_Problem to solve_
Could you give back the lines of the records below, starting with the line with "bull-emblem-icon <box>696 61 731 98</box>" and going on through the line with "highlight-block <box>1254 904 1367 926</box>", with "header-line" swapped for "top-line" and nothing else changed?
--- START ---
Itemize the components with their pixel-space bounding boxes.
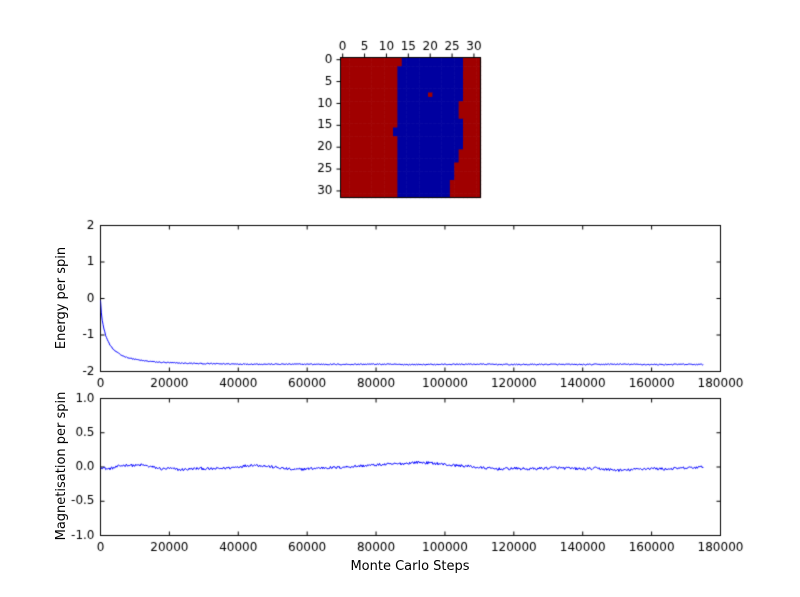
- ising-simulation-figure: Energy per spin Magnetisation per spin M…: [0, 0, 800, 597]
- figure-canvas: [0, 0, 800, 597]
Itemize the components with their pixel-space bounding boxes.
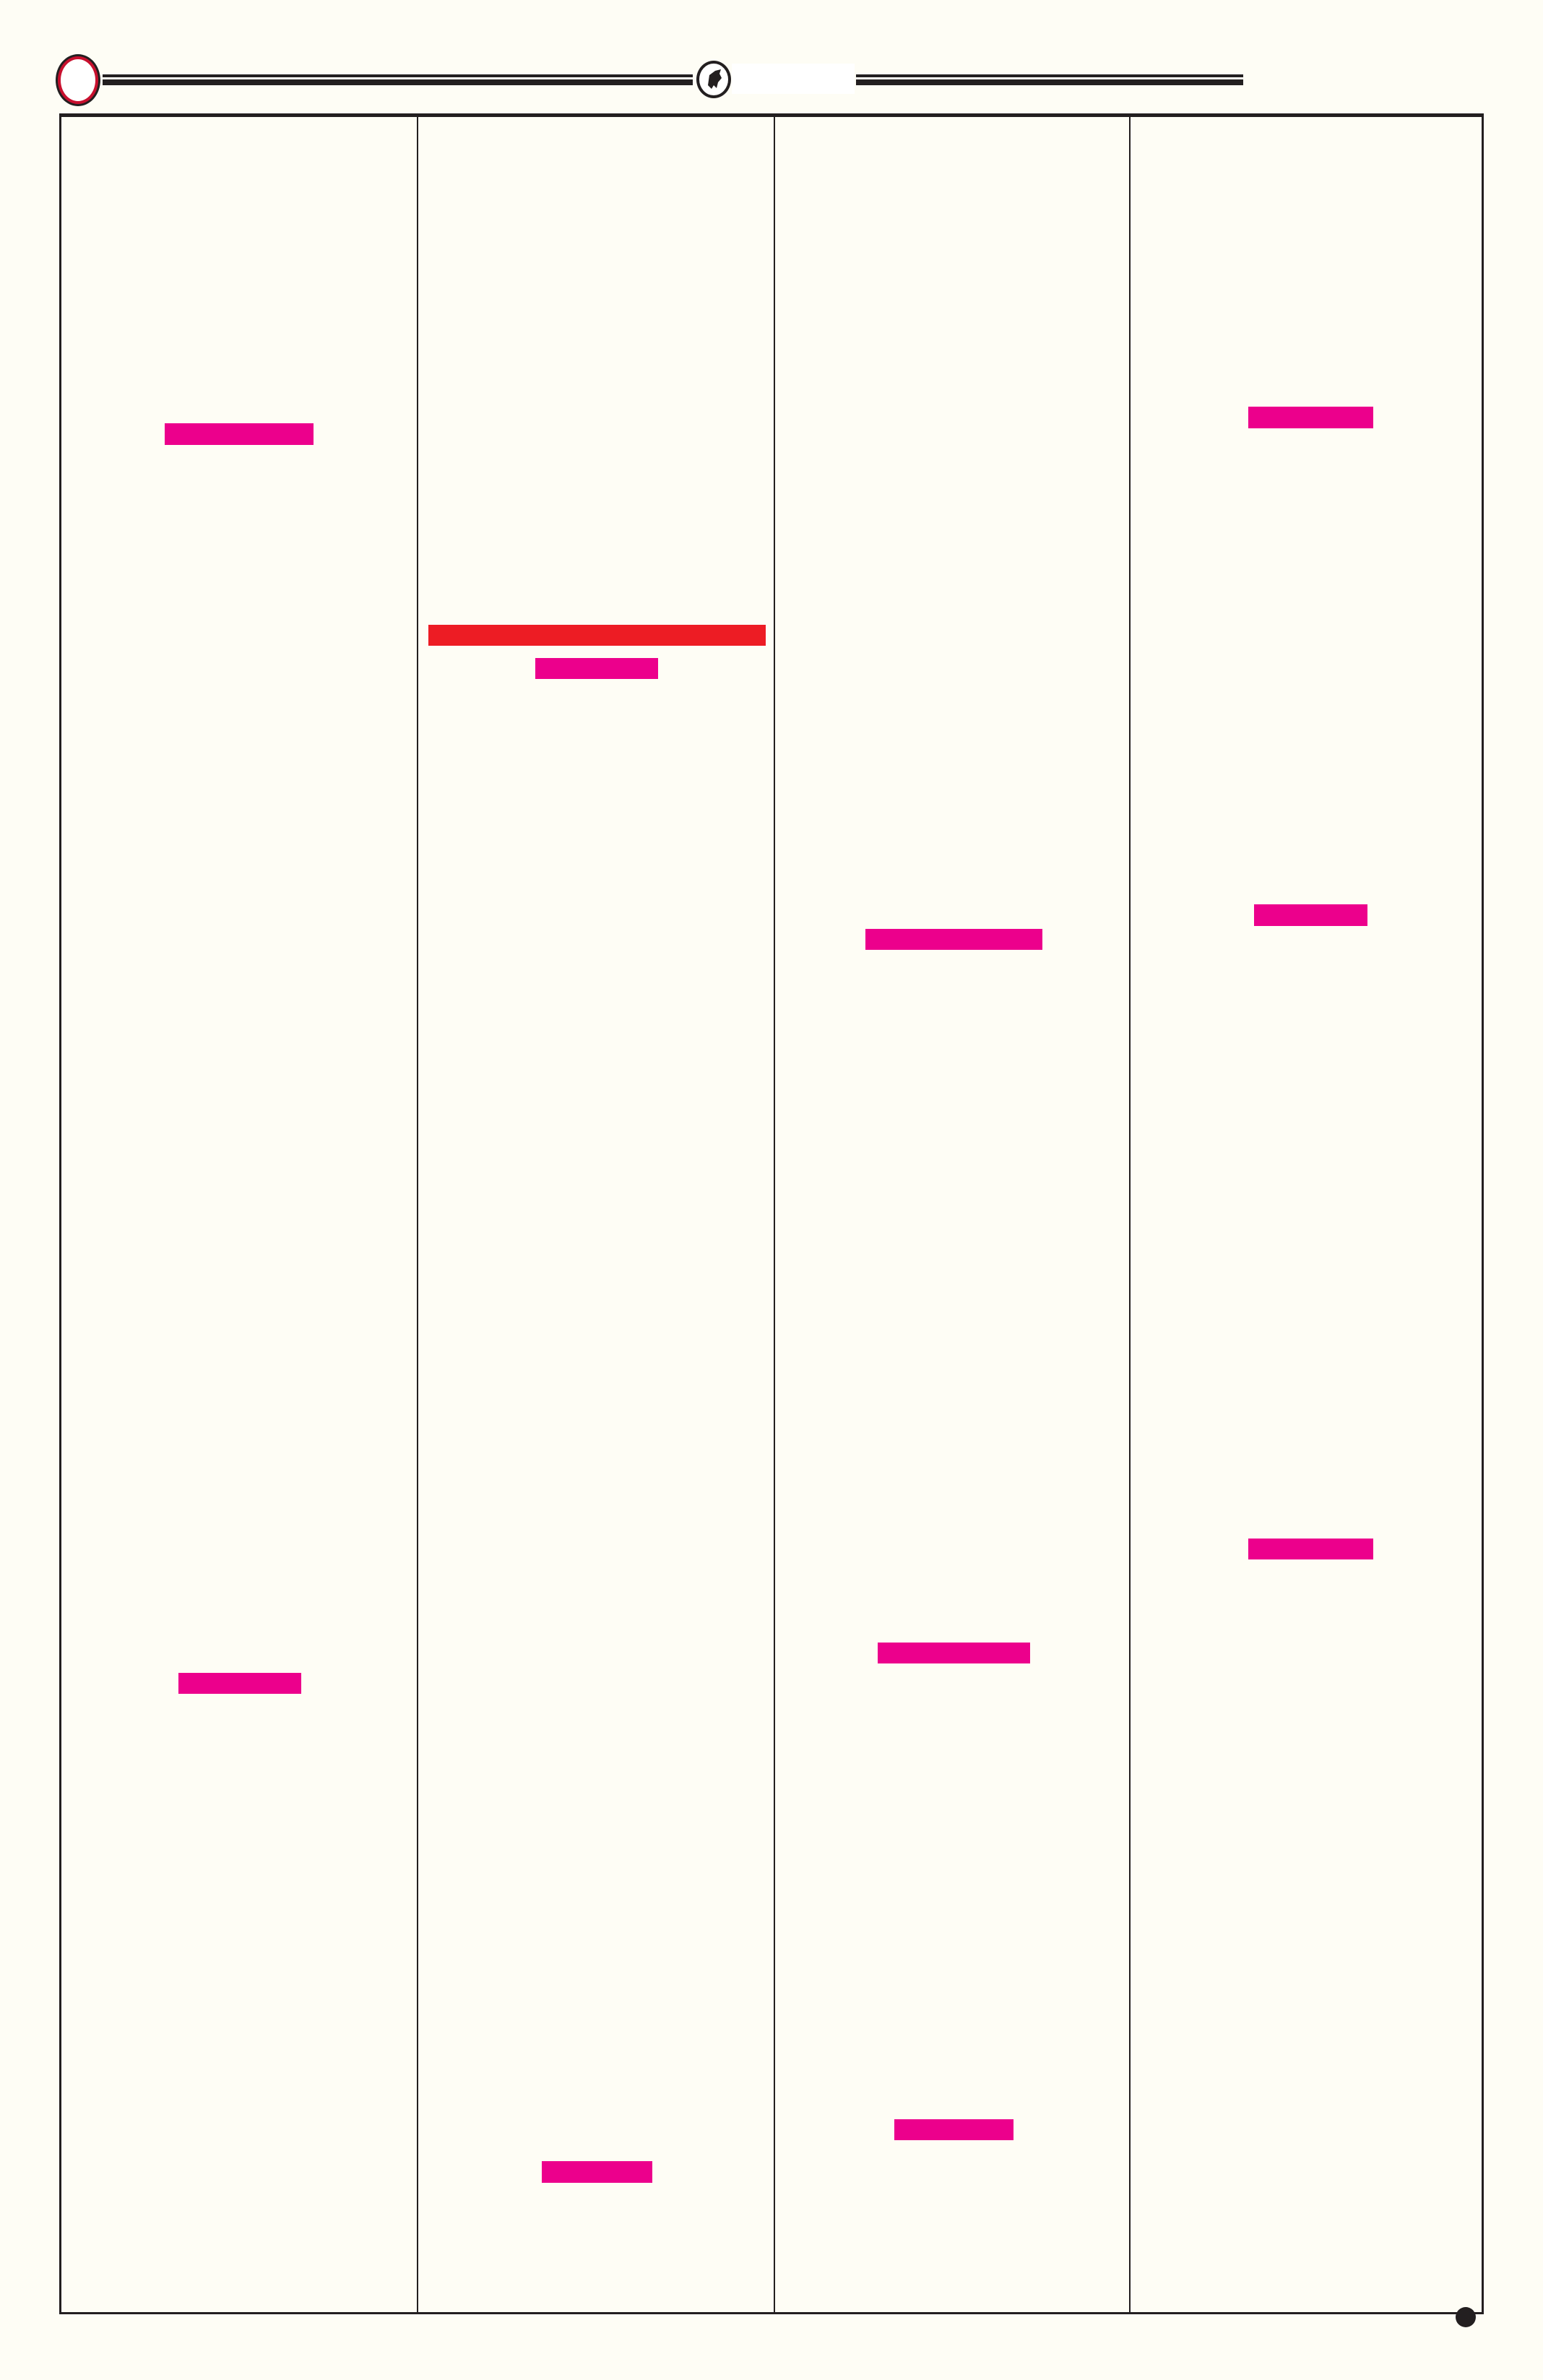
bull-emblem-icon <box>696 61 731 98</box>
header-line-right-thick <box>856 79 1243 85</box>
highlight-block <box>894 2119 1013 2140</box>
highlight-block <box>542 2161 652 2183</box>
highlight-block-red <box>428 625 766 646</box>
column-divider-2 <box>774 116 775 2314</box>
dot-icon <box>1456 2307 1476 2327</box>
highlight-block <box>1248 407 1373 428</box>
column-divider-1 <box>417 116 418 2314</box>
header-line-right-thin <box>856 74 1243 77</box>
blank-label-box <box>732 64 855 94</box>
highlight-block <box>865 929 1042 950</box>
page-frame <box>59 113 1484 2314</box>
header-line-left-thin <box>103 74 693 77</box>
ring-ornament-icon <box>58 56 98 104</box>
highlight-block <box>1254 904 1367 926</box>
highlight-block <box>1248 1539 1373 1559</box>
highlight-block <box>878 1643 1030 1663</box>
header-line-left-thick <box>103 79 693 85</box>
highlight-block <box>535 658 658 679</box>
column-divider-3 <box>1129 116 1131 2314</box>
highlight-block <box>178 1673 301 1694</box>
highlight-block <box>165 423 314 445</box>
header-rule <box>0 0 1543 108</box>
--- END ---
--- START ---
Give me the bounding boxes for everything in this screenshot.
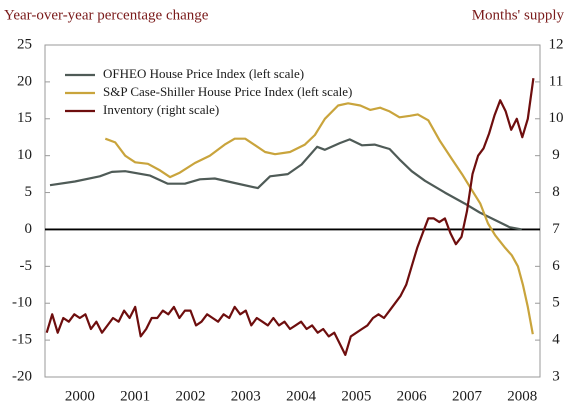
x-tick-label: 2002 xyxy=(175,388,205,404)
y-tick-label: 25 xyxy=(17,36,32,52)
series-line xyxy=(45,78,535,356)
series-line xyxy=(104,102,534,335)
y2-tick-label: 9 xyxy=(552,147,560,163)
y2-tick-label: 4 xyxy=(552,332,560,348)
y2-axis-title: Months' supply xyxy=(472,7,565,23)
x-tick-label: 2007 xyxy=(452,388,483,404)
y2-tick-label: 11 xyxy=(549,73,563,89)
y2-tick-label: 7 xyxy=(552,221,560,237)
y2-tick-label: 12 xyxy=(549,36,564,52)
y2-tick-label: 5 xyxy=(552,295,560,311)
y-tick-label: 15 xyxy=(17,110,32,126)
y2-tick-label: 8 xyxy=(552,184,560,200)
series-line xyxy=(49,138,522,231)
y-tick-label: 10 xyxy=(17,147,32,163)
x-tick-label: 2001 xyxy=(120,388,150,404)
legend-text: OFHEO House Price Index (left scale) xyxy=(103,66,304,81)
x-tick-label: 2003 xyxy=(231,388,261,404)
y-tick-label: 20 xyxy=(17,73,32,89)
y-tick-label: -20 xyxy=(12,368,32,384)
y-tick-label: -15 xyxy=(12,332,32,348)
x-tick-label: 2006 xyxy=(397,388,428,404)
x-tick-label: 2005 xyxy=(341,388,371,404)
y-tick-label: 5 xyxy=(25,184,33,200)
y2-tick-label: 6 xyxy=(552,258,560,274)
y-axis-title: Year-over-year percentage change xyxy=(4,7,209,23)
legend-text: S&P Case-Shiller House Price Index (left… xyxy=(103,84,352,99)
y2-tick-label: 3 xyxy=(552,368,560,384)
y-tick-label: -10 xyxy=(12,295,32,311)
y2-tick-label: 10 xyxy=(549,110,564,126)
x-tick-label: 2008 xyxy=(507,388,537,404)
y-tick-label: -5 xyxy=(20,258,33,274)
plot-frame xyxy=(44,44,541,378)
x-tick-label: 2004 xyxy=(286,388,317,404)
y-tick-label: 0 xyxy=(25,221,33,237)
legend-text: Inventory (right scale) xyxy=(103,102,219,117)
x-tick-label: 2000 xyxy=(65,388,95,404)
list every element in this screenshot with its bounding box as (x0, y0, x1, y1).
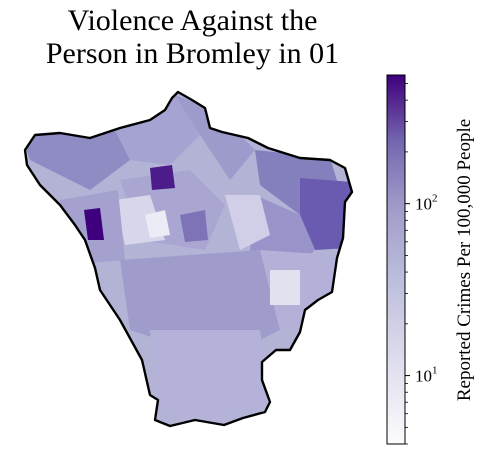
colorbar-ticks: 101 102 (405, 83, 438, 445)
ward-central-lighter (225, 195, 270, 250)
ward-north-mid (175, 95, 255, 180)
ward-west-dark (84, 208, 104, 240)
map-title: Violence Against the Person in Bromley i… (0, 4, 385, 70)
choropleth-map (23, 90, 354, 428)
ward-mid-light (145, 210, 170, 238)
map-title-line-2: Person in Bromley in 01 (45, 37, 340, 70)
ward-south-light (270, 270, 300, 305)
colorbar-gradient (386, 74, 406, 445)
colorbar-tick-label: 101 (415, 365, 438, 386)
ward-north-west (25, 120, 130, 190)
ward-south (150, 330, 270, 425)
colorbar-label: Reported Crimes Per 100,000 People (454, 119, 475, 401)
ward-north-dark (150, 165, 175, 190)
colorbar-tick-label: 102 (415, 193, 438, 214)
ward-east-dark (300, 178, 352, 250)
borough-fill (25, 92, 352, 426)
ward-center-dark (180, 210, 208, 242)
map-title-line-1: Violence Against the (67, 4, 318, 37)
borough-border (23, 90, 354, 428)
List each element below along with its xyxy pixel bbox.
--- END ---
_The solution_
bull-emblem-icon <box>696 61 731 98</box>
top-line-right-thick <box>856 79 1243 85</box>
highlight-block <box>894 2119 1013 2140</box>
highlight-block <box>542 2161 652 2183</box>
highlight-block-red <box>428 625 766 646</box>
column-divider-2 <box>774 116 775 2314</box>
dot-icon <box>1456 2307 1476 2327</box>
highlight-block <box>1248 407 1373 428</box>
column-divider-1 <box>417 116 418 2314</box>
top-line-right-thin <box>856 74 1243 77</box>
blank-label-box <box>732 64 855 94</box>
highlight-block <box>865 929 1042 950</box>
page-frame <box>59 113 1484 2314</box>
top-line-left-thin <box>103 74 693 77</box>
ring-ornament-icon <box>58 56 98 104</box>
highlight-block <box>1254 904 1367 926</box>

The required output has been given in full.